>> START Provided records
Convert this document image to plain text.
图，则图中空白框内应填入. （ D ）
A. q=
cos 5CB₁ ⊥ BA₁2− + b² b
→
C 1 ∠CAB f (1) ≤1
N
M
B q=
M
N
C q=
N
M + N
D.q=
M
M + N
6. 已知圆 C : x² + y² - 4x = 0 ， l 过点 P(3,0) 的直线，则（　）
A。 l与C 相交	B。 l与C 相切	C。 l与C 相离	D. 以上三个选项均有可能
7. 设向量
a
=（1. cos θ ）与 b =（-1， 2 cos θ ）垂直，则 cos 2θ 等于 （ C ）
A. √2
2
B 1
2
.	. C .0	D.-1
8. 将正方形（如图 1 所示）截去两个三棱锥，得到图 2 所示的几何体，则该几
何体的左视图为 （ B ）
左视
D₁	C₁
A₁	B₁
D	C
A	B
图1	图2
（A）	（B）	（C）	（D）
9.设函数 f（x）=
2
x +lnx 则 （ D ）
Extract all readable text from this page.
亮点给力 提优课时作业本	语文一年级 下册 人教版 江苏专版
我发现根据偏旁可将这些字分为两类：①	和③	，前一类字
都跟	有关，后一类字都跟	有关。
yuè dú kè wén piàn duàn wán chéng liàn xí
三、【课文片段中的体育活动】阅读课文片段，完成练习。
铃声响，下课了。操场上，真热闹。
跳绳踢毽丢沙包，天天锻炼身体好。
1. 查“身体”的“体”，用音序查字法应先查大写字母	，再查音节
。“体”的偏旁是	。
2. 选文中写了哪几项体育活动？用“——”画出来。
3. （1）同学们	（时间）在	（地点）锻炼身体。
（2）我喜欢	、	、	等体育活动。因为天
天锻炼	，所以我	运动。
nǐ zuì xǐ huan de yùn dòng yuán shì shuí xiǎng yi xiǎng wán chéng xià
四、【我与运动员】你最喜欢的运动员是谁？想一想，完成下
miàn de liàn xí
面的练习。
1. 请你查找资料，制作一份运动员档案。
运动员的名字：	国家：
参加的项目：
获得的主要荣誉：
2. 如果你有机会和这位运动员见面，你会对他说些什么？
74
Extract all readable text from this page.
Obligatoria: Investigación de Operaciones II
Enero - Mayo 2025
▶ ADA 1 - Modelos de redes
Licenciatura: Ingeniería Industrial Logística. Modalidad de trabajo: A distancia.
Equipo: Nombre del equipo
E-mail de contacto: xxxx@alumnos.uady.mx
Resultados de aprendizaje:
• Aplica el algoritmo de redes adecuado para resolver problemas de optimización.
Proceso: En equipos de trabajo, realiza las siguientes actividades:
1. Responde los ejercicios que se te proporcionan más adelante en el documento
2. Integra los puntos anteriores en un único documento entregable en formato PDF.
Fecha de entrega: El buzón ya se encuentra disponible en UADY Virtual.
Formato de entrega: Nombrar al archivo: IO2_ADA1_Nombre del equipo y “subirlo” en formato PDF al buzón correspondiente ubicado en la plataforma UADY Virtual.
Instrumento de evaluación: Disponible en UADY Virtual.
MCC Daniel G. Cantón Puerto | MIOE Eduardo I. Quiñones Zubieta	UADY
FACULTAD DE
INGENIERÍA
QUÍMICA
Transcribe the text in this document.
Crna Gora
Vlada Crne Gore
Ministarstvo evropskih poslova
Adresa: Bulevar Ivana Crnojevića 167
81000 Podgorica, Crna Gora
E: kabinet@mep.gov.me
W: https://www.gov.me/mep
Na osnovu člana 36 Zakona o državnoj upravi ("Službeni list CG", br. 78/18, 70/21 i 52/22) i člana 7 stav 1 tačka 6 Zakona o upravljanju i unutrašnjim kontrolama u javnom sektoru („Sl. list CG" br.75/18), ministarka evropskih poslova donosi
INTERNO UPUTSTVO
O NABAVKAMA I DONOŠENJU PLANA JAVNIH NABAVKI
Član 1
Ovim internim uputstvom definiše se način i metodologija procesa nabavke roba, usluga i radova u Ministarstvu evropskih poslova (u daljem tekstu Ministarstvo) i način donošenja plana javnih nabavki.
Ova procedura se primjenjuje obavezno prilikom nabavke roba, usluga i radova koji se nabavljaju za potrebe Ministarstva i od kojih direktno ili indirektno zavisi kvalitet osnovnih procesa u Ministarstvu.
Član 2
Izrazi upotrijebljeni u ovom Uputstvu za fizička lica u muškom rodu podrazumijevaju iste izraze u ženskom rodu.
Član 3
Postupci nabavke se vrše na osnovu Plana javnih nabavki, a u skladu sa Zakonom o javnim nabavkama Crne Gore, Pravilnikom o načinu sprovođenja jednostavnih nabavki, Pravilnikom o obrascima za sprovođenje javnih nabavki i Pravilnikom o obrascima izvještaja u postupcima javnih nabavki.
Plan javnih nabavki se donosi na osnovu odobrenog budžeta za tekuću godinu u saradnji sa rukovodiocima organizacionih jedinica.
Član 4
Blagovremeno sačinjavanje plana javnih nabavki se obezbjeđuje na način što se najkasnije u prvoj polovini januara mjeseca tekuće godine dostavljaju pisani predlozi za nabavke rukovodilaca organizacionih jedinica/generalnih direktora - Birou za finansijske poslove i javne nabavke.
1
>> END Provided records
→ **Exercise prompt**: Pick out and copy the lines of the material that include the word "Virtual".

→ **Complete answer**:
Fecha de entrega: El buzón ya se encuentra disponible en UADY Virtual.
Formato de entrega: Nombrar al archivo: IO2_ADA1_Nombre del equipo y “subirlo” en formato PDF al buzón correspondiente ubicado en la plataforma UADY Virtual.
Instrumento de evaluación: Disponible en UADY Virtual.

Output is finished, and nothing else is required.